Let's reason this out. What can he mean by that little word, made? I look at a shovel. It has a long wooden handle and a pointed and scooped iron blade. It is made for digging. It is not for serving casserole or cleaning earwax. I look at a man and a woman. Unless I am a babe or a man from Mars, I know that they are made for one another. No one has a reproductive system. Everybody has half of one. Men have this half, and women have that half. No man is made for the depositing of the seed of life into a pot of hydrochloric acid or a sewer.
Mr. Buttigieg wants us to believe, then, that God who made Mr. Buttigieg's body did not consult his own blueprints when he made Mr. Buttigieg's feelings. It seems instead that Mr. Buttigieg's body is a mere conveyance for Mr. Buttigieg's feelings. One can imagine plenty of more convenient, more effectual, and less septic conveyances for those feelings. But I suspect that when it comes to Creation, the mayor is surer of his feelings than of his body. The body has no meaning. It might be thus or so. But feelings are another matter.
I can imagine someone believing in a religion whose deity shrugged when it came to the material world, but who furrowed his brow with the glare of divinity when it came to shaping emotions. That religion would not be Christianity, nor would it have the slightest relation to scripture—unless perhaps there's a page missing.

▬▬▬▬▬▬

» Written instruction 1: Retype the passage about Mr. Buttigieg and Creation from "Let's reason this" up to and including "or a sewer.".
» Written instruction 2: Write a continuation of the passage about Mr. Buttigieg and Creation, picking up after its final sentence.

» Extracted information:
▬▬▬▬▬▬

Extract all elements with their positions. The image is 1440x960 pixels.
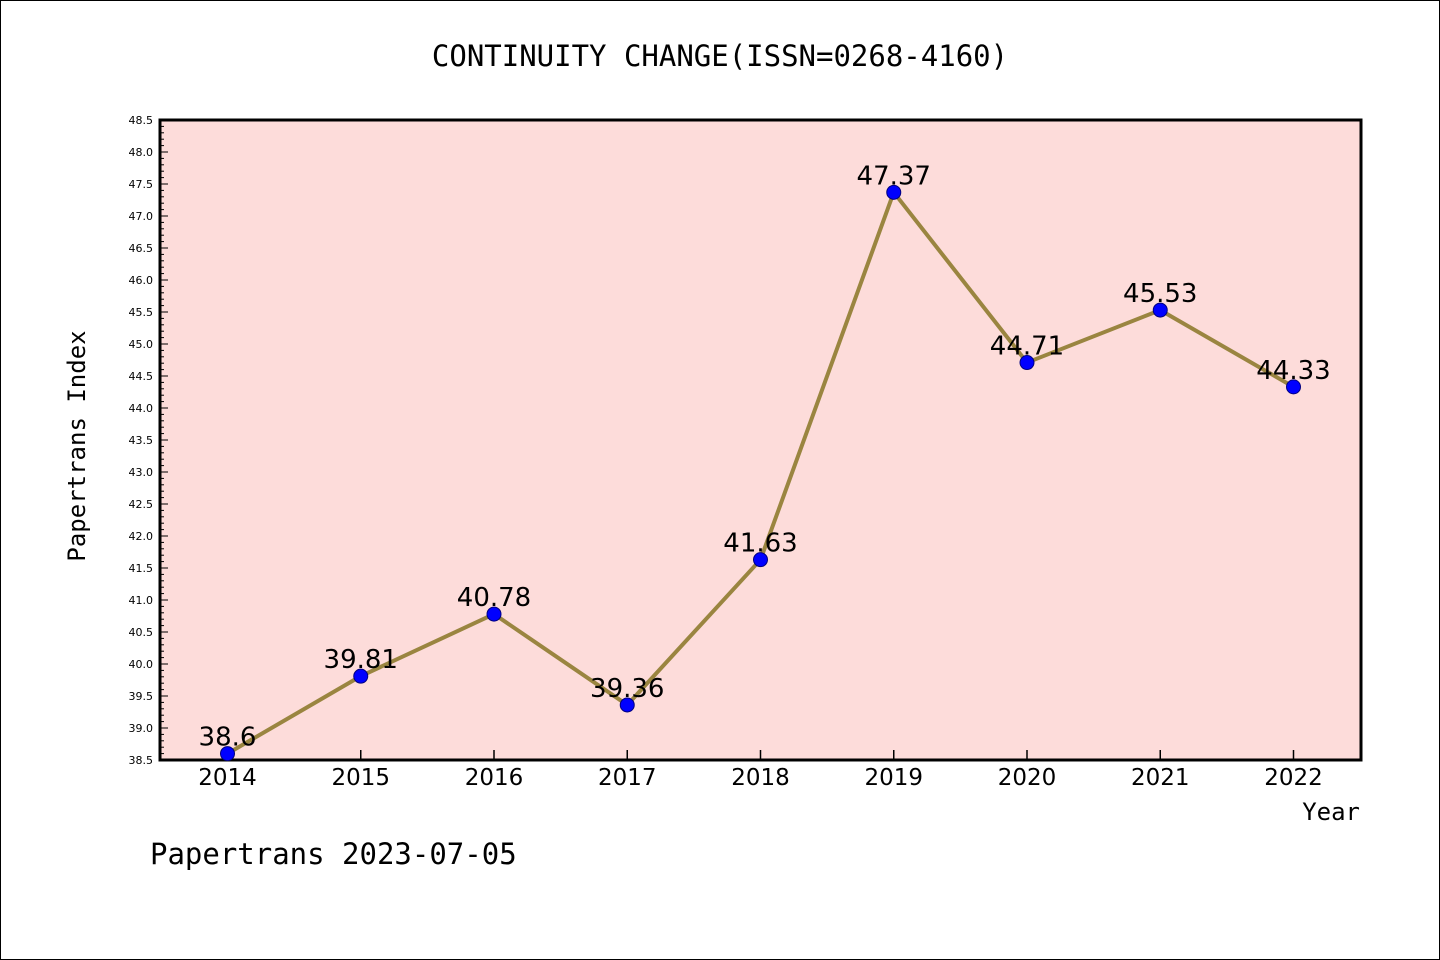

▬▬▬▬▬▬

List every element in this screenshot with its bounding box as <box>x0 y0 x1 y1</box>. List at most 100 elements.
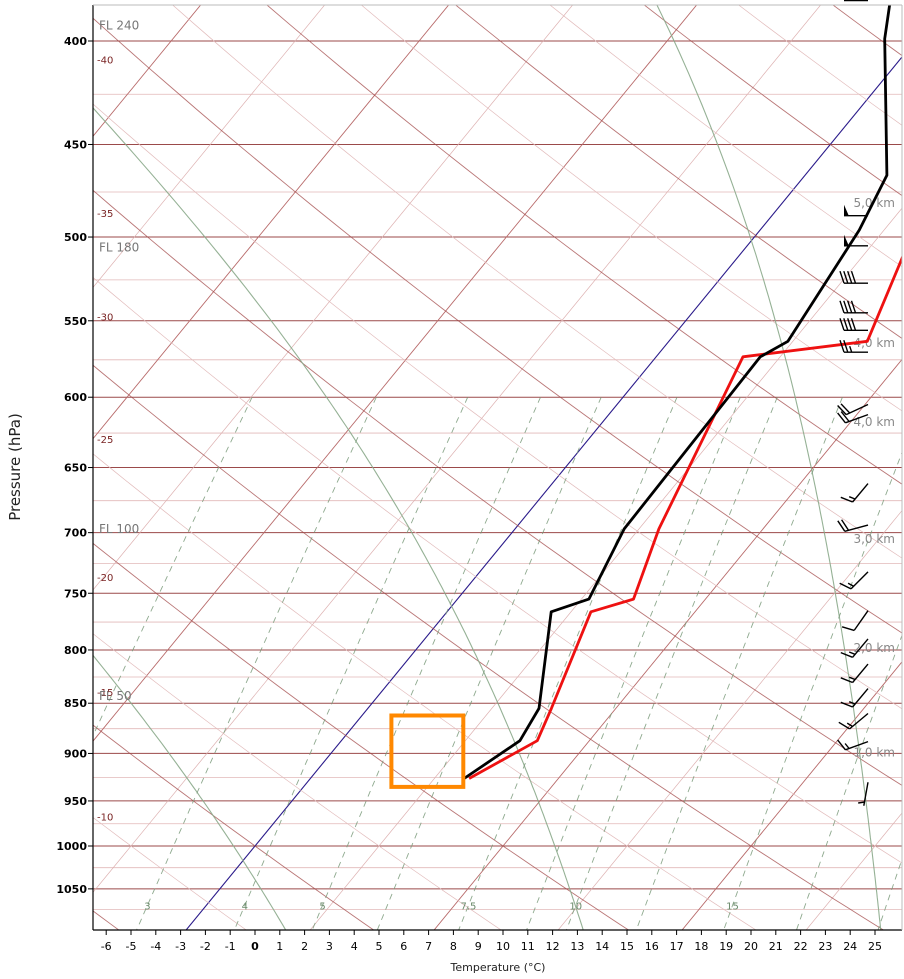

▬▬▬▬▬▬

» Expected answer 1:
Let's reason this out. What can he mean by that little word, made? I look at a shovel. It has a long wooden handle and a pointed and scooped iron blade. It is made for digging. It is not for serving casserole or cleaning earwax. I look at a man and a woman. Unless I am a babe or a man from Mars, I know that they are made for one another. No one has a reproductive system. Everybody has half of one. Men have this half, and women have that half. No man is made for the depositing of the seed of life into a pot of hydrochloric acid or a sewer.

» Expected answer 2:
And on the eighth day God rose up from his languor, and he rubbed his eyes, and he said, "Let there be feelings in the man and woman, and let the feelings have dominion over them, when they rise and when they lie, when they do and when they refrain from doing, in all the works they work and the thoughts whereof they take thought," and so it was. God saw that feelings were good. And God blessed feelings, and said, "Be fruitful and multiply, and fill their minds and subdue them." And so it was.
It is good to have passions. We are not human without them. It is good to have thoughts, and arms, and mouths, and all other kinds of things. What we do with them is another matter.
It's a pleasant thing to judge ourselves in the court of our feelings. We always come out victors. Nay, much more. We enter as a defendant, shuffling our feet and not daring to look up. One hour into the trial, we are the plaintiff, righteous and indignant. Two hours, we are the judge. Three hours, we have become the very Law, and the Whole Duty of Man. Four hours, and God is in the dock, sweating.
We are immersed in feelings—and in choice. We may not take any feeling as good just because we have it, or because it is powerful, or because it is a lean-to against the loneliness of our time. I can no more call my feelings inevitable than I can call my choices so. At every moment, I am not merely experiencing a feeling. I restrain, affirm, reject, direct, hearten, dampen, alter. But when we want to justify our feelings in retrospect, we say they could not have been otherwise. If we're religious about it, we pass the blame—or the credit—on to God.
If love is just a feeling, bigamists have a lot to teach us. So do men whose heads swim at the sight of handsome boys. Read Plato's Symposium. So do adulterers. So do fornicators. So do adventurers in the anonymous and risky. So do whores.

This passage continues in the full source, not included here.